Exercise prompt: Below is a listing to write out in full, exactly as given, without its pictures.
++++++++++++++++++++
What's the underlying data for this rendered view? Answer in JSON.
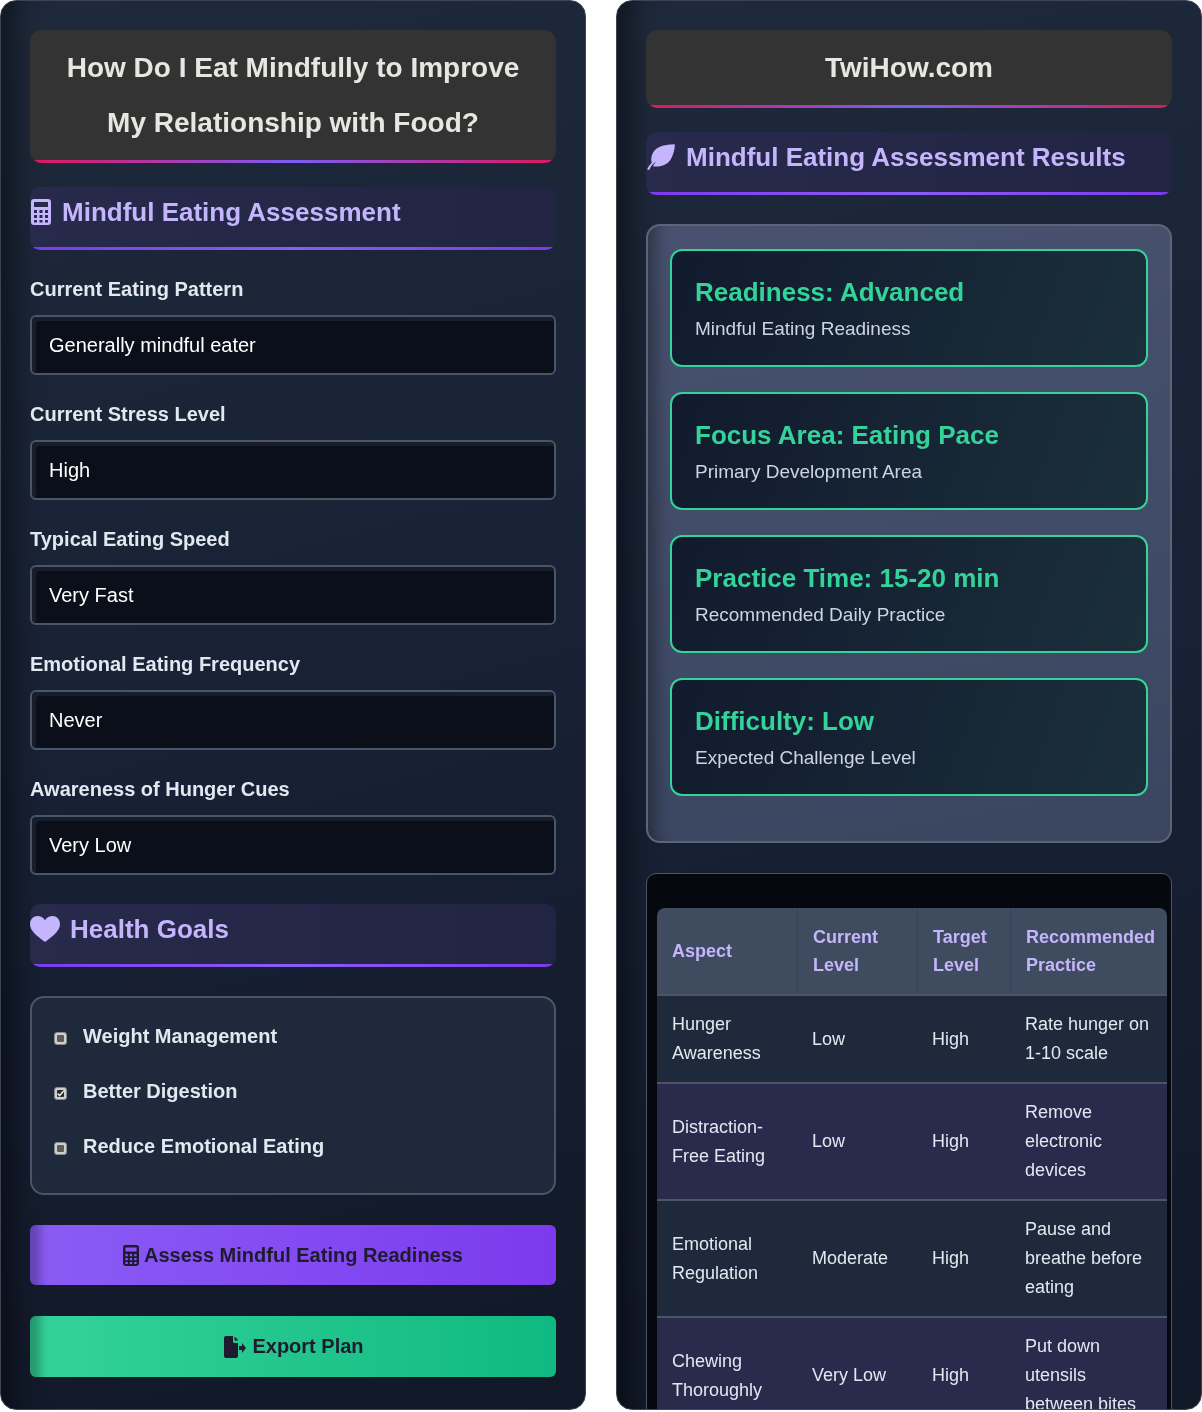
{
  "left_panel": {
    "title": "How Do I Eat Mindfully to Improve My Relationship with Food?",
    "assessment_title": "Mindful Eating Assessment",
    "fields": [
      {
        "label": "Current Eating Pattern",
        "value": "Generally mindful eater"
      },
      {
        "label": "Current Stress Level",
        "value": "High"
      },
      {
        "label": "Typical Eating Speed",
        "value": "Very Fast"
      },
      {
        "label": "Emotional Eating Frequency",
        "value": "Never"
      },
      {
        "label": "Awareness of Hunger Cues",
        "value": "Very Low"
      }
    ],
    "goals_title": "Health Goals",
    "goals": [
      {
        "label": "Weight Management",
        "checked": false
      },
      {
        "label": "Better Digestion",
        "checked": true
      },
      {
        "label": "Reduce Emotional Eating",
        "checked": false
      }
    ],
    "buttons": [
      {
        "label": "Assess Mindful Eating Readiness",
        "kind": "assess"
      },
      {
        "label": "Export Plan",
        "kind": "export"
      }
    ]
  },
  "right_panel": {
    "site_title": "TwiHow.com",
    "results_title": "Mindful Eating Assessment Results",
    "results": [
      {
        "value": "Readiness: Advanced",
        "caption": "Mindful Eating Readiness"
      },
      {
        "value": "Focus Area: Eating Pace",
        "caption": "Primary Development Area"
      },
      {
        "value": "Practice Time: 15-20 min",
        "caption": "Recommended Daily Practice"
      },
      {
        "value": "Difficulty: Low",
        "caption": "Expected Challenge Level"
      }
    ],
    "table": {
      "columns": [
        "Aspect",
        "Current Level",
        "Target Level",
        "Recommended Practice"
      ],
      "rows": [
        [
          "Hunger Awareness",
          "Low",
          "High",
          "Rate hunger on 1-10 scale"
        ],
        [
          "Distraction-Free Eating",
          "Low",
          "High",
          "Remove electronic devices"
        ],
        [
          "Emotional Regulation",
          "Moderate",
          "High",
          "Pause and breathe before eating"
        ],
        [
          "Chewing Thoroughly",
          "Very Low",
          "High",
          "Put down utensils between bites"
        ]
      ]
    }
  }
}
++++++++++++++++++++
Exercise response:
What's the underlying data for this rendered view? Answer in JSON.
{
  "left_panel": {
    "title": "How Do I Eat Mindfully to Improve My Relationship with Food?",
    "assessment_title": "Mindful Eating Assessment",
    "fields": [
      {
        "label": "Current Eating Pattern",
        "value": "Generally mindful eater"
      },
      {
        "label": "Current Stress Level",
        "value": "High"
      },
      {
        "label": "Typical Eating Speed",
        "value": "Very Fast"
      },
      {
        "label": "Emotional Eating Frequency",
        "value": "Never"
      },
      {
        "label": "Awareness of Hunger Cues",
        "value": "Very Low"
      }
    ],
    "goals_title": "Health Goals",
    "goals": [
      {
        "label": "Weight Management",
        "checked": false
      },
      {
        "label": "Better Digestion",
        "checked": true
      },
      {
        "label": "Reduce Emotional Eating",
        "checked": false
      }
    ],
    "buttons": [
      {
        "label": "Assess Mindful Eating Readiness",
        "kind": "assess"
      },
      {
        "label": "Export Plan",
        "kind": "export"
      }
    ]
  },
  "right_panel": {
    "site_title": "TwiHow.com",
    "results_title": "Mindful Eating Assessment Results",
    "results": [
      {
        "value": "Readiness: Advanced",
        "caption": "Mindful Eating Readiness"
      },
      {
        "value": "Focus Area: Eating Pace",
        "caption": "Primary Development Area"
      },
      {
        "value": "Practice Time: 15-20 min",
        "caption": "Recommended Daily Practice"
      },
      {
        "value": "Difficulty: Low",
        "caption": "Expected Challenge Level"
      }
    ],
    "table": {
      "columns": [
        "Aspect",
        "Current Level",
        "Target Level",
        "Recommended Practice"
      ],
      "rows": [
        [
          "Hunger Awareness",
          "Low",
          "High",
          "Rate hunger on 1-10 scale"
        ],
        [
          "Distraction-Free Eating",
          "Low",
          "High",
          "Remove electronic devices"
        ],
        [
          "Emotional Regulation",
          "Moderate",
          "High",
          "Pause and breathe before eating"
        ],
        [
          "Chewing Thoroughly",
          "Very Low",
          "High",
          "Put down utensils between bites"
        ]
      ]
    }
  }
}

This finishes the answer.